[Dataset records]
==============================

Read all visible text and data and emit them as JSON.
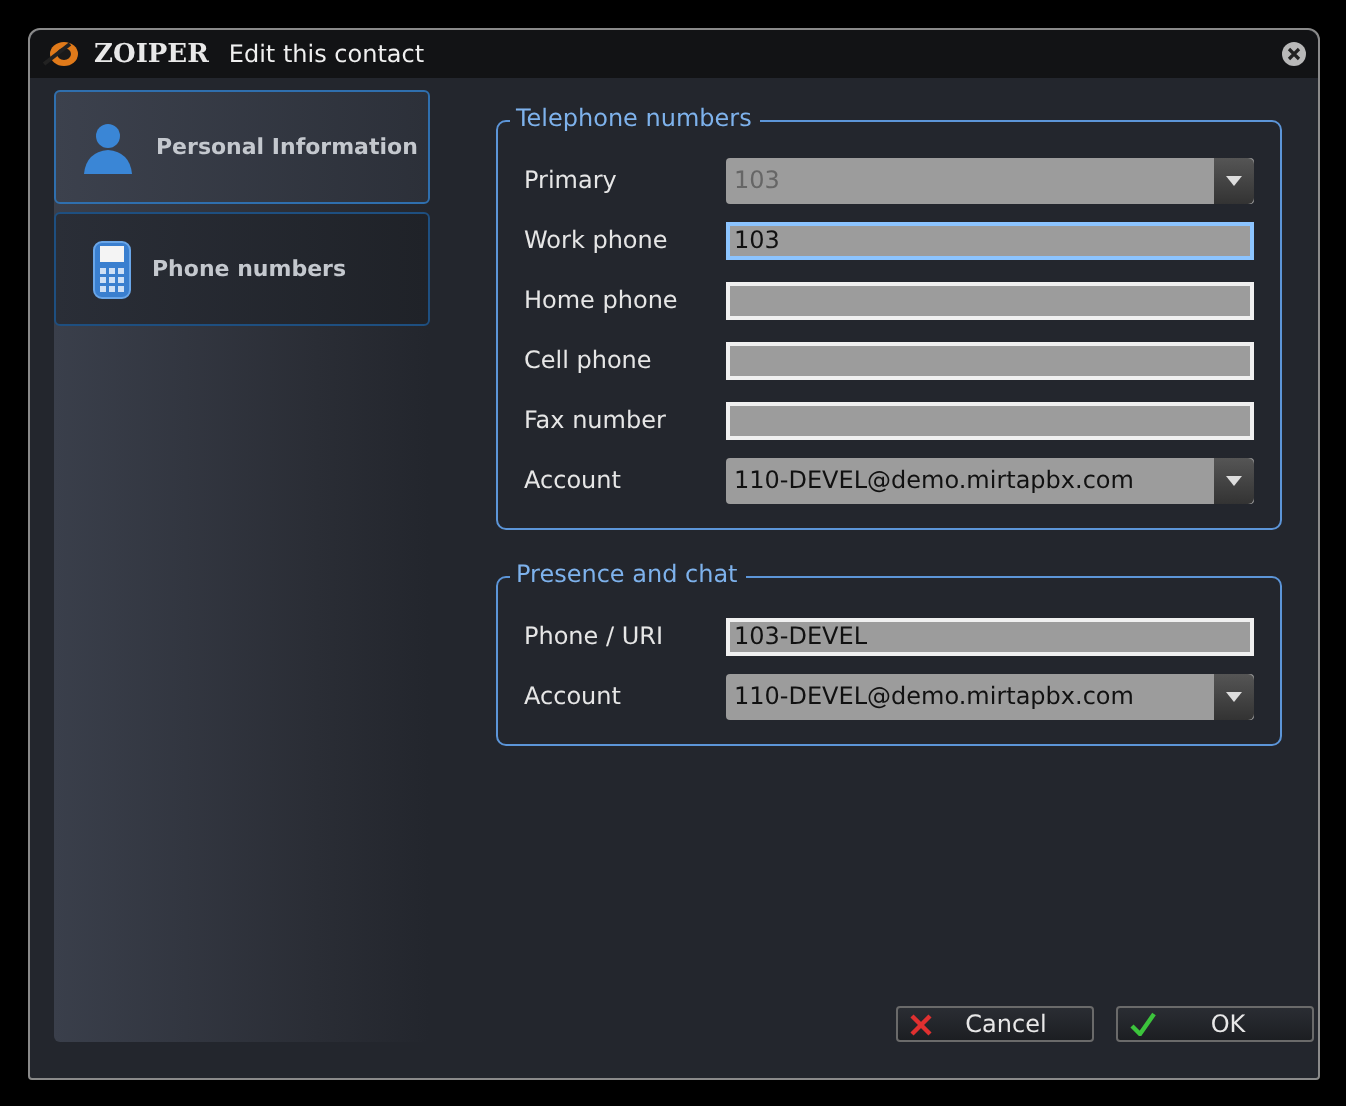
{
  "window": {
    "brand": "ZOIPER",
    "title": "Edit this contact"
  },
  "sidebar": {
    "items": [
      {
        "label": "Personal Information",
        "kind": "person",
        "selected": false
      },
      {
        "label": "Phone numbers",
        "kind": "phone",
        "selected": true
      }
    ]
  },
  "groups": [
    {
      "title": "Telephone numbers",
      "fields": [
        {
          "label": "Primary",
          "kind": "dropdown",
          "value": "103",
          "disabled": true,
          "focused": false
        },
        {
          "label": "Work phone",
          "kind": "text",
          "value": "103",
          "disabled": false,
          "focused": true
        },
        {
          "label": "Home phone",
          "kind": "text",
          "disabled": false,
          "focused": false
        },
        {
          "label": "Cell phone",
          "kind": "text",
          "disabled": false,
          "focused": false
        },
        {
          "label": "Fax number",
          "kind": "text",
          "disabled": false,
          "focused": false
        },
        {
          "label": "Account",
          "kind": "dropdown",
          "value": "110-DEVEL@demo.mirtapbx.com",
          "disabled": false,
          "focused": false
        }
      ]
    },
    {
      "title": "Presence and chat",
      "fields": [
        {
          "label": "Phone / URI",
          "kind": "text",
          "value": "103-DEVEL",
          "disabled": false,
          "focused": false
        },
        {
          "label": "Account",
          "kind": "dropdown",
          "value": "110-DEVEL@demo.mirtapbx.com",
          "disabled": false,
          "focused": false
        }
      ]
    }
  ],
  "buttons": [
    {
      "label": "Cancel",
      "kind": "cancel"
    },
    {
      "label": "OK",
      "kind": "ok"
    }
  ]
}
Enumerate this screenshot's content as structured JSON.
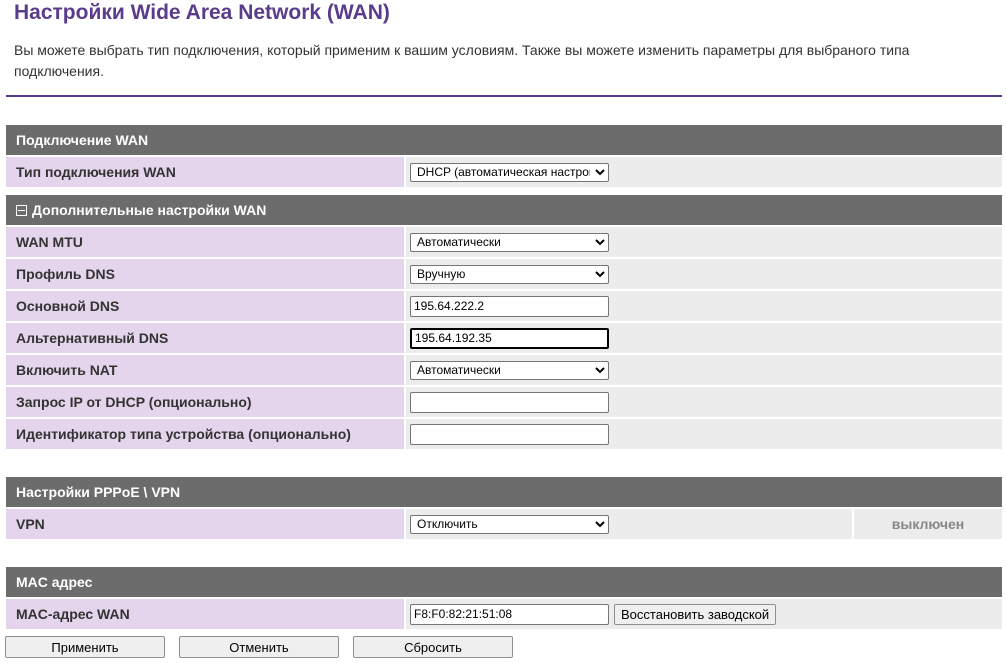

==============================

Exercise
Show the lines of the material that contain the word "numbers".

Answer in full
        "label": "Phone numbers",
      "title": "Telephone numbers",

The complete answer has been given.